Rewrite each line of the records below with every "copy-icon" renamed to "copy-button" and nothing else changed, leaving out the pictures.
· · · · · · ·
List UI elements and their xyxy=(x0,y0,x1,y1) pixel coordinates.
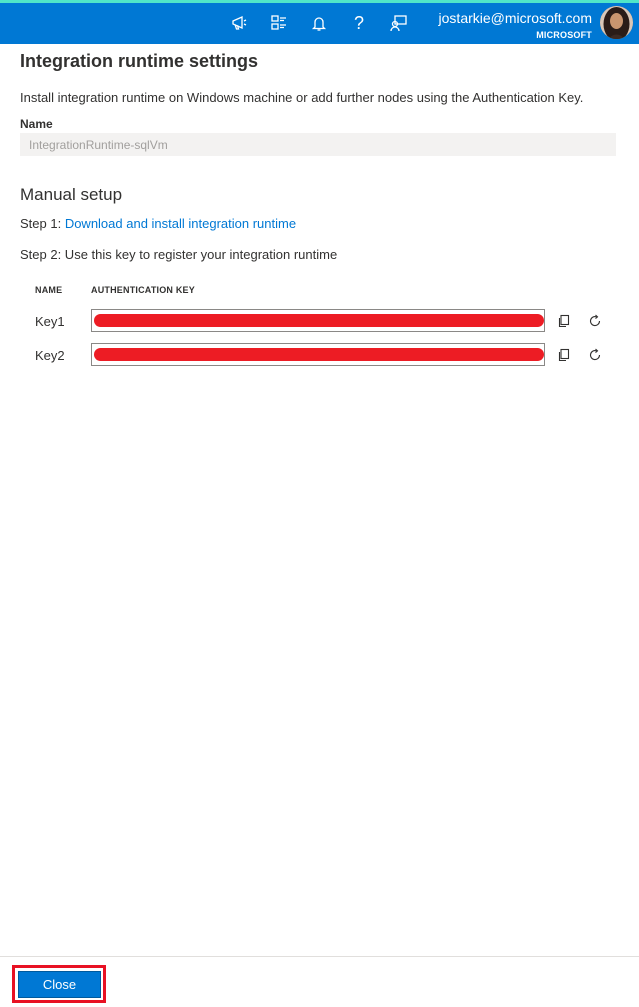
user-org: MICROSOFT xyxy=(536,30,592,40)
panel-title: Integration runtime settings xyxy=(20,51,259,71)
user-email: jostarkie@microsoft.com xyxy=(438,10,592,26)
step-1: Step 1: Download and install integration… xyxy=(20,216,296,231)
key2-field[interactable] xyxy=(91,343,545,366)
key1-redaction xyxy=(94,314,544,327)
step-1-prefix: Step 1: xyxy=(20,216,65,231)
notifications-bell-icon[interactable] xyxy=(308,12,330,34)
top-accent-stripe xyxy=(0,0,639,3)
refresh-icon[interactable] xyxy=(587,313,603,329)
key1-field[interactable] xyxy=(91,309,545,332)
key2-redaction xyxy=(94,348,544,361)
panel-description: Install integration runtime on Windows m… xyxy=(20,90,584,105)
help-icon[interactable]: ? xyxy=(348,12,370,34)
feedback-person-icon[interactable] xyxy=(388,12,410,34)
column-header-name: NAME xyxy=(35,285,63,295)
copy-icon[interactable] xyxy=(556,313,572,329)
name-label: Name xyxy=(20,117,53,131)
name-field[interactable] xyxy=(20,133,616,156)
top-bar: ? jostarkie@microsoft.com MICROSOFT xyxy=(0,0,639,44)
refresh-icon[interactable] xyxy=(587,347,603,363)
copy-icon[interactable] xyxy=(556,347,572,363)
close-button[interactable]: Close xyxy=(18,971,101,998)
key2-name: Key2 xyxy=(35,348,65,363)
footer-divider xyxy=(0,956,639,957)
avatar[interactable] xyxy=(600,6,633,39)
feedback-megaphone-icon[interactable] xyxy=(228,12,250,34)
download-runtime-link[interactable]: Download and install integration runtime xyxy=(65,216,296,231)
step-2: Step 2: Use this key to register your in… xyxy=(20,247,338,262)
user-account[interactable]: jostarkie@microsoft.com MICROSOFT xyxy=(439,9,592,40)
directory-filter-icon[interactable] xyxy=(268,12,290,34)
help-glyph: ? xyxy=(353,13,364,33)
column-header-auth-key: AUTHENTICATION KEY xyxy=(91,285,195,295)
manual-setup-heading: Manual setup xyxy=(20,185,123,204)
key1-name: Key1 xyxy=(35,314,65,329)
· · · · · · ·
Complete answer
List UI elements and their xyxy=(x0,y0,x1,y1) pixel coordinates.
user-org: MICROSOFT xyxy=(536,30,592,40)
panel-title: Integration runtime settings xyxy=(20,51,259,71)
user-email: jostarkie@microsoft.com xyxy=(438,10,592,26)
step-1: Step 1: Download and install integration… xyxy=(20,216,296,231)
key2-field[interactable] xyxy=(91,343,545,366)
key1-redaction xyxy=(94,314,544,327)
step-1-prefix: Step 1: xyxy=(20,216,65,231)
notifications-bell-icon[interactable] xyxy=(308,12,330,34)
top-accent-stripe xyxy=(0,0,639,3)
refresh-icon[interactable] xyxy=(587,313,603,329)
key1-field[interactable] xyxy=(91,309,545,332)
key2-redaction xyxy=(94,348,544,361)
panel-description: Install integration runtime on Windows m… xyxy=(20,90,584,105)
help-icon[interactable]: ? xyxy=(348,12,370,34)
feedback-person-icon[interactable] xyxy=(388,12,410,34)
column-header-name: NAME xyxy=(35,285,63,295)
copy-button[interactable] xyxy=(556,313,572,329)
name-label: Name xyxy=(20,117,53,131)
name-field[interactable] xyxy=(20,133,616,156)
top-bar: ? jostarkie@microsoft.com MICROSOFT xyxy=(0,0,639,44)
refresh-icon[interactable] xyxy=(587,347,603,363)
copy-button[interactable] xyxy=(556,347,572,363)
close-button[interactable]: Close xyxy=(18,971,101,998)
key2-name: Key2 xyxy=(35,348,65,363)
footer-divider xyxy=(0,956,639,957)
avatar[interactable] xyxy=(600,6,633,39)
feedback-megaphone-icon[interactable] xyxy=(228,12,250,34)
download-runtime-link[interactable]: Download and install integration runtime xyxy=(65,216,296,231)
step-2: Step 2: Use this key to register your in… xyxy=(20,247,338,262)
user-account[interactable]: jostarkie@microsoft.com MICROSOFT xyxy=(439,9,592,40)
directory-filter-icon[interactable] xyxy=(268,12,290,34)
help-glyph: ? xyxy=(353,13,364,33)
column-header-auth-key: AUTHENTICATION KEY xyxy=(91,285,195,295)
manual-setup-heading: Manual setup xyxy=(20,185,123,204)
key1-name: Key1 xyxy=(35,314,65,329)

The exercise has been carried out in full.